WHAT TO PRODUCE
Say how many lines in the data below contain the word "this", and give no other text.
■ ■ ■ ■ ■ ■ ■
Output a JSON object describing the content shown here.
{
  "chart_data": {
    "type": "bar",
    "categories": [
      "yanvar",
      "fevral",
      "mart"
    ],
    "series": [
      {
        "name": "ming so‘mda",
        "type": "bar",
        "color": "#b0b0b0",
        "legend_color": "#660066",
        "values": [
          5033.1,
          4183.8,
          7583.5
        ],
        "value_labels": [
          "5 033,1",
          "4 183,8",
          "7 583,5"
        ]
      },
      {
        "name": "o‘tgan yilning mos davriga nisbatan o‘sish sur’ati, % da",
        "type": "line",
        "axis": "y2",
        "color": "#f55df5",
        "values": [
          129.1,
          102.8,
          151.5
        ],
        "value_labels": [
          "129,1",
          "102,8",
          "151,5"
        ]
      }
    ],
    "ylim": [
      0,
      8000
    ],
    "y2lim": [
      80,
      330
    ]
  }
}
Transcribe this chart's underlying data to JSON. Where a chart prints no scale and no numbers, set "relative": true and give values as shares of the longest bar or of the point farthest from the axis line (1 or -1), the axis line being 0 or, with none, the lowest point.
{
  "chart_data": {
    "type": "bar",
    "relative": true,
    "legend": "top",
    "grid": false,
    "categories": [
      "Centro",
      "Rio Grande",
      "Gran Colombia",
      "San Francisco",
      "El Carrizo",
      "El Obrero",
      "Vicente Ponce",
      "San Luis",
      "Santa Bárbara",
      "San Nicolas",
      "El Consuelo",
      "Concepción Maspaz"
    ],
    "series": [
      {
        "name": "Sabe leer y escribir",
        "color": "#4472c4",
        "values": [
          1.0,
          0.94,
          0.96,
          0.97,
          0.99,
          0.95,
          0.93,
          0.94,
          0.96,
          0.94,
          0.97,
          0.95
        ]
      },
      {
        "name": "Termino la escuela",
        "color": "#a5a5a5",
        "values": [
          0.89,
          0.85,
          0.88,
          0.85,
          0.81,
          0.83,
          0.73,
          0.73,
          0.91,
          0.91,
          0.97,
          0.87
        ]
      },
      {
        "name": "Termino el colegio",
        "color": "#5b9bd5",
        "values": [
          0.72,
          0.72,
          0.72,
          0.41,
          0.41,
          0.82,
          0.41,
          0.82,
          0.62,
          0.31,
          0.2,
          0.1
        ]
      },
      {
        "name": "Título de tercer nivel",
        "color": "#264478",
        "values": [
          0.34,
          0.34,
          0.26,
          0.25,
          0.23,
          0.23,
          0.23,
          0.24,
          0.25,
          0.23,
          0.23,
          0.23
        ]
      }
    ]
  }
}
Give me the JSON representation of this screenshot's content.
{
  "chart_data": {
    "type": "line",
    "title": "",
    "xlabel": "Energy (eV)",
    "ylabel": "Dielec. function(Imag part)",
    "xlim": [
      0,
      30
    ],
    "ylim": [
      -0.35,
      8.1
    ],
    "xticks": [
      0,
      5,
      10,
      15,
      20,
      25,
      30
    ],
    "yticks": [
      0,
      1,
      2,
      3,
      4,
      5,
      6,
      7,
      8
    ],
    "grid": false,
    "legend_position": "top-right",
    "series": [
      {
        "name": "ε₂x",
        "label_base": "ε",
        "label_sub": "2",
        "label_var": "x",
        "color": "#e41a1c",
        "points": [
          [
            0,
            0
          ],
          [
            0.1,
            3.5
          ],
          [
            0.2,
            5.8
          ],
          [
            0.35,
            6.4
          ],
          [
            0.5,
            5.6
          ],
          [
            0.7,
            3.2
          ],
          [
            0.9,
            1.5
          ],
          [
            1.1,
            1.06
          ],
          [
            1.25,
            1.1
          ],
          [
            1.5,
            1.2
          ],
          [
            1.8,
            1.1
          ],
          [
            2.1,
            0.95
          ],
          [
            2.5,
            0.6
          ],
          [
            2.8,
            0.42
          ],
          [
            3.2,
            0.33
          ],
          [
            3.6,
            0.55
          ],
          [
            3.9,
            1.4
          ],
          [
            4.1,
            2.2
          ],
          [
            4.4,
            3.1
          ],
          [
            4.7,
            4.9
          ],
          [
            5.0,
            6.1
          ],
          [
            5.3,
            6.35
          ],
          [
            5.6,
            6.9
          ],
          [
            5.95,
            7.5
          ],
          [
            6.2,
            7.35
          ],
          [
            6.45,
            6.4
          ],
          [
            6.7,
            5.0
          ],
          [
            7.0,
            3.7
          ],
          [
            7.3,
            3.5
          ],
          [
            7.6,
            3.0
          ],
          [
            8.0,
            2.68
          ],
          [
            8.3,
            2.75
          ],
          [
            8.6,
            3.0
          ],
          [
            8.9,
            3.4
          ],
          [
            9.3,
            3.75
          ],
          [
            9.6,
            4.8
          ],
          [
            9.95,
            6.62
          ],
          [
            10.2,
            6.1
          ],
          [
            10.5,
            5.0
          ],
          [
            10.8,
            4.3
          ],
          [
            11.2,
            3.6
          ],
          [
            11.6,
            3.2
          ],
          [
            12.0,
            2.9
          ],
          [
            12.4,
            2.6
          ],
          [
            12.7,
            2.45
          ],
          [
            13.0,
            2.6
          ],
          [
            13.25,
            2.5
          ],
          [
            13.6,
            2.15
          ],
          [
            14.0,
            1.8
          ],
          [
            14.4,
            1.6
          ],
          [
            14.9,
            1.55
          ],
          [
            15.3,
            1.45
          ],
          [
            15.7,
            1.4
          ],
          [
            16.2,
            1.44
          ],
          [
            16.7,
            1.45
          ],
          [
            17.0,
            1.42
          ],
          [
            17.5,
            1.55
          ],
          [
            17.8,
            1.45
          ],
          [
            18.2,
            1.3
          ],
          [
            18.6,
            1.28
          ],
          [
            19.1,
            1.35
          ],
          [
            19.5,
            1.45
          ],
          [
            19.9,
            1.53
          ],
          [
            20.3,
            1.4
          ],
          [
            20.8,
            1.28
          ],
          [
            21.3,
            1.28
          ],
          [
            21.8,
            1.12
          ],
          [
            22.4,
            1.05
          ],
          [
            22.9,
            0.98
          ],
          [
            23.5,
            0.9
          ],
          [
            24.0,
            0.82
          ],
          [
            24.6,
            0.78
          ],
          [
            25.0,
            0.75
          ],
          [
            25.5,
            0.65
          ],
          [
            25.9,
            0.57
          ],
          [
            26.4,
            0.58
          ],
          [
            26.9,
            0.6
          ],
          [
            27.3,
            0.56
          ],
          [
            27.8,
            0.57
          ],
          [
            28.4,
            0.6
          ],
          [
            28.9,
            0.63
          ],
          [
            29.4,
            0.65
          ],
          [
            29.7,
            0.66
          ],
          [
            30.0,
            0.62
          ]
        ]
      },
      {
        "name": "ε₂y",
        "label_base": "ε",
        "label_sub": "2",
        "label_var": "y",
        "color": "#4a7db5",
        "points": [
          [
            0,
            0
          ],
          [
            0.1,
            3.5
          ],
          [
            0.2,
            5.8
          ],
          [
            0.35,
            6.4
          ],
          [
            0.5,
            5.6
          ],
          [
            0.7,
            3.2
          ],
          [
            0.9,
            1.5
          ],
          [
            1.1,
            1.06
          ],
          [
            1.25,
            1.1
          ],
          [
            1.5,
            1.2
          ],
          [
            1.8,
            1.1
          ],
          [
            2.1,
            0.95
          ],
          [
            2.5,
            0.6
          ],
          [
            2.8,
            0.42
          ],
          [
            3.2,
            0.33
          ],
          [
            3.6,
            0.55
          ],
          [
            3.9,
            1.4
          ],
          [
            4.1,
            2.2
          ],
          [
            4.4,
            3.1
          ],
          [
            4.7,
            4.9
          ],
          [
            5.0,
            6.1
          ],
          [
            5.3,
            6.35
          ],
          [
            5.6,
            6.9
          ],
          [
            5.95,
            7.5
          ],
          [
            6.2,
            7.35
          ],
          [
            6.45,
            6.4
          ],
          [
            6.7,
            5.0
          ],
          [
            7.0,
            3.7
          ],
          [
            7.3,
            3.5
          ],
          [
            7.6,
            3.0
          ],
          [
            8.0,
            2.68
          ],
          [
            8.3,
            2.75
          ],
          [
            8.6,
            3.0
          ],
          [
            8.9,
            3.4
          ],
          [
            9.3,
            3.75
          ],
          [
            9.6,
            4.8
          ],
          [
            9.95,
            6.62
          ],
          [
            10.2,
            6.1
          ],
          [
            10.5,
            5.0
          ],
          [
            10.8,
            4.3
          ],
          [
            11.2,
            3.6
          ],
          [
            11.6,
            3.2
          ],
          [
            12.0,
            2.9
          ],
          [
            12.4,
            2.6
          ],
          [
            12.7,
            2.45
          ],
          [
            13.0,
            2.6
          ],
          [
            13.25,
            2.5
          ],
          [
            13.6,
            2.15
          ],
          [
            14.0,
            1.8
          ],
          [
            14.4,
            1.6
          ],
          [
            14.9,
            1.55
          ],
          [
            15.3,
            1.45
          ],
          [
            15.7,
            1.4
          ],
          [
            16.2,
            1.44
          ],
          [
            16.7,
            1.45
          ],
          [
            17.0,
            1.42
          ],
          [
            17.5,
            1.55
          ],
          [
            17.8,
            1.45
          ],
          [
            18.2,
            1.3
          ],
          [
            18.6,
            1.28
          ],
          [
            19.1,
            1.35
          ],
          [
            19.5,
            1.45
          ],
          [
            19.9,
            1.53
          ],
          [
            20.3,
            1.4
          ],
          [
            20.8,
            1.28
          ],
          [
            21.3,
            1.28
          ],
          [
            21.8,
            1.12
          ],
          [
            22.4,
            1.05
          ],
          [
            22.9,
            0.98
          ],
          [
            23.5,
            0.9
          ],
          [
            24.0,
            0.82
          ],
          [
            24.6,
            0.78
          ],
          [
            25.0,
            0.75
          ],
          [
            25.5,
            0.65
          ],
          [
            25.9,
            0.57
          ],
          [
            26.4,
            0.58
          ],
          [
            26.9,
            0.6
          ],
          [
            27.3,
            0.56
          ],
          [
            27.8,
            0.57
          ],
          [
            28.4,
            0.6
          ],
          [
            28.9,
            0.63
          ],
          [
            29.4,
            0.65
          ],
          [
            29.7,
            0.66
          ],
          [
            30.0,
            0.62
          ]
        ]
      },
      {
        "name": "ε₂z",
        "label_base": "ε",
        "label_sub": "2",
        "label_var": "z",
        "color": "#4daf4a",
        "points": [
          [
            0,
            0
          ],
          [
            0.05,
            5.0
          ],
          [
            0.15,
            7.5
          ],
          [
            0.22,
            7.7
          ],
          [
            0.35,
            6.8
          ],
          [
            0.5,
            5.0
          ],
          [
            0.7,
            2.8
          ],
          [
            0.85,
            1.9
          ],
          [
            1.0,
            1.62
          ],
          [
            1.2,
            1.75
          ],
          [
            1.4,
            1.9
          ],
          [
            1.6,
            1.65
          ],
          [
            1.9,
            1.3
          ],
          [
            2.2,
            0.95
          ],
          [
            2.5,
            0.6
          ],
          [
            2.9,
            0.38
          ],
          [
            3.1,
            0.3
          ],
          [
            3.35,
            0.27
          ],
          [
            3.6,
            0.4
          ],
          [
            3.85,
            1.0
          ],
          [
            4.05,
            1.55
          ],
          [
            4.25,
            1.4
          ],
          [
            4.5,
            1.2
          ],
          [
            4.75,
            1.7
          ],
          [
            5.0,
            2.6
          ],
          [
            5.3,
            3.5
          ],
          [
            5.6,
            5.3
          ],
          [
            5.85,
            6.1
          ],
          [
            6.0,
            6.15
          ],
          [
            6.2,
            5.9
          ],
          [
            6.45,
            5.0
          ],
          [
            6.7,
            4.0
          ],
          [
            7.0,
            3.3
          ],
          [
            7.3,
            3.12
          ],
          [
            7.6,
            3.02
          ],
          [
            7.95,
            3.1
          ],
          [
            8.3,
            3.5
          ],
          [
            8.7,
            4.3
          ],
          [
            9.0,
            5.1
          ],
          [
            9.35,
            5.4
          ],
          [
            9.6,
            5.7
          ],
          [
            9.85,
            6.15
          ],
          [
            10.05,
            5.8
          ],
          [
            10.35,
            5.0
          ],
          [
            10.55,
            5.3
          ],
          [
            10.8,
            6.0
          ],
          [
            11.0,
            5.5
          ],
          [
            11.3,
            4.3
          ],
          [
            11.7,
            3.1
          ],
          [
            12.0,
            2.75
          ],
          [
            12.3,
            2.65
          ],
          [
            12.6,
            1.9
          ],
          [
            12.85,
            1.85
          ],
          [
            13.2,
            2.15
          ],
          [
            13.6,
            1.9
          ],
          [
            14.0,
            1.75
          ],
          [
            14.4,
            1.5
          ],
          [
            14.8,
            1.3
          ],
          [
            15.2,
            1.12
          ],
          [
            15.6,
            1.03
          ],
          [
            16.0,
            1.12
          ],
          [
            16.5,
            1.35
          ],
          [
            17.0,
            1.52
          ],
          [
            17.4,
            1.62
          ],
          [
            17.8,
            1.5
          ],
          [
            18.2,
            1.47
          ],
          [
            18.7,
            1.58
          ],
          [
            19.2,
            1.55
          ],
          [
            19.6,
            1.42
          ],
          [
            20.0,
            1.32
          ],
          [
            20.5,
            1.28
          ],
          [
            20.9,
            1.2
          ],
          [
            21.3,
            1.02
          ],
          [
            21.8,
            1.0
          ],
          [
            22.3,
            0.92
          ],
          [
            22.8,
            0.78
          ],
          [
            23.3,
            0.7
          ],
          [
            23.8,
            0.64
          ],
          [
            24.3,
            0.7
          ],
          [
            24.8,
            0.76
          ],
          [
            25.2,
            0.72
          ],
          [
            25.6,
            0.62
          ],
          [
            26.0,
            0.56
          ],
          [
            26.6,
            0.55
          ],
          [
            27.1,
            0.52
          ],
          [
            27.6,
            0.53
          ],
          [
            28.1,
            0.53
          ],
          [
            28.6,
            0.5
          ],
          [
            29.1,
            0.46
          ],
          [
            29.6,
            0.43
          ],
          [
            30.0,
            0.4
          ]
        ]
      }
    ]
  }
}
■ ■ ■ ■ ■ ■ ■
COMPLETED EXERCISE
2